>> begin Material provided
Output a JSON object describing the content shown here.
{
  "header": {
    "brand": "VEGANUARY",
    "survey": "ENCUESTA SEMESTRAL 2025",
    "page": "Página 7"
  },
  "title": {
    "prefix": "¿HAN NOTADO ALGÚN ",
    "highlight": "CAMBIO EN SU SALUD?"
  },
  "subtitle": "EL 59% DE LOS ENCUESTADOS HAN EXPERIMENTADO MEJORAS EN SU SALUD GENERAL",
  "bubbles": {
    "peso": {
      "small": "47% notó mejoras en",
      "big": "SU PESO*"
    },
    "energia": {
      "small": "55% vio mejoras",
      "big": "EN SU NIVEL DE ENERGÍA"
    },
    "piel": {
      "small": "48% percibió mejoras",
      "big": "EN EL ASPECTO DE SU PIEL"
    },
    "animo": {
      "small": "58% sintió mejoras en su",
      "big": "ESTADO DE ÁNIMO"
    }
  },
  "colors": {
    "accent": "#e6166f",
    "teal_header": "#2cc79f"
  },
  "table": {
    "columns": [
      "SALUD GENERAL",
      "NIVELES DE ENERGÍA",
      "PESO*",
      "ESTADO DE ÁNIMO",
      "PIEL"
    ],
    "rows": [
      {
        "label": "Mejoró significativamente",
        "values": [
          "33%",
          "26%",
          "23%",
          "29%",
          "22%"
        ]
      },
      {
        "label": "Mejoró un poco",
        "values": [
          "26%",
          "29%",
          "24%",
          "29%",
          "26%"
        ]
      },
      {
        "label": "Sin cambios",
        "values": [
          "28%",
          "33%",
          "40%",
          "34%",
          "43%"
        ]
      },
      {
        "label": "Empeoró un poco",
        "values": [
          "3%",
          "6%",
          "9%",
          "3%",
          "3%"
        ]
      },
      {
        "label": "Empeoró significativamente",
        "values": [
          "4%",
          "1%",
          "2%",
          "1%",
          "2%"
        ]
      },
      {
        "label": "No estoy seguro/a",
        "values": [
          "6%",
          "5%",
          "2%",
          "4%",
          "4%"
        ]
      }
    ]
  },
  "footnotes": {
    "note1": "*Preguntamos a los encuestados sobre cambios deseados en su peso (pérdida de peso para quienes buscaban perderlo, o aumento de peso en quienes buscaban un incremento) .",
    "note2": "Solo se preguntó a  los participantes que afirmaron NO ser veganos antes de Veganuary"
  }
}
>> end Material provided
_Task prompt_: Reproduce the data in full, exactly as presented.

_Completed task_:
Output a JSON object describing the content shown here.
{
  "header": {
    "brand": "VEGANUARY",
    "survey": "ENCUESTA SEMESTRAL 2025",
    "page": "Página 7"
  },
  "title": {
    "prefix": "¿HAN NOTADO ALGÚN ",
    "highlight": "CAMBIO EN SU SALUD?"
  },
  "subtitle": "EL 59% DE LOS ENCUESTADOS HAN EXPERIMENTADO MEJORAS EN SU SALUD GENERAL",
  "bubbles": {
    "peso": {
      "small": "47% notó mejoras en",
      "big": "SU PESO*"
    },
    "energia": {
      "small": "55% vio mejoras",
      "big": "EN SU NIVEL DE ENERGÍA"
    },
    "piel": {
      "small": "48% percibió mejoras",
      "big": "EN EL ASPECTO DE SU PIEL"
    },
    "animo": {
      "small": "58% sintió mejoras en su",
      "big": "ESTADO DE ÁNIMO"
    }
  },
  "colors": {
    "accent": "#e6166f",
    "teal_header": "#2cc79f"
  },
  "table": {
    "columns": [
      "SALUD GENERAL",
      "NIVELES DE ENERGÍA",
      "PESO*",
      "ESTADO DE ÁNIMO",
      "PIEL"
    ],
    "rows": [
      {
        "label": "Mejoró significativamente",
        "values": [
          "33%",
          "26%",
          "23%",
          "29%",
          "22%"
        ]
      },
      {
        "label": "Mejoró un poco",
        "values": [
          "26%",
          "29%",
          "24%",
          "29%",
          "26%"
        ]
      },
      {
        "label": "Sin cambios",
        "values": [
          "28%",
          "33%",
          "40%",
          "34%",
          "43%"
        ]
      },
      {
        "label": "Empeoró un poco",
        "values": [
          "3%",
          "6%",
          "9%",
          "3%",
          "3%"
        ]
      },
      {
        "label": "Empeoró significativamente",
        "values": [
          "4%",
          "1%",
          "2%",
          "1%",
          "2%"
        ]
      },
      {
        "label": "No estoy seguro/a",
        "values": [
          "6%",
          "5%",
          "2%",
          "4%",
          "4%"
        ]
      }
    ]
  },
  "footnotes": {
    "note1": "*Preguntamos a los encuestados sobre cambios deseados en su peso (pérdida de peso para quienes buscaban perderlo, o aumento de peso en quienes buscaban un incremento) .",
    "note2": "Solo se preguntó a  los participantes que afirmaron NO ser veganos antes de Veganuary"
  }
}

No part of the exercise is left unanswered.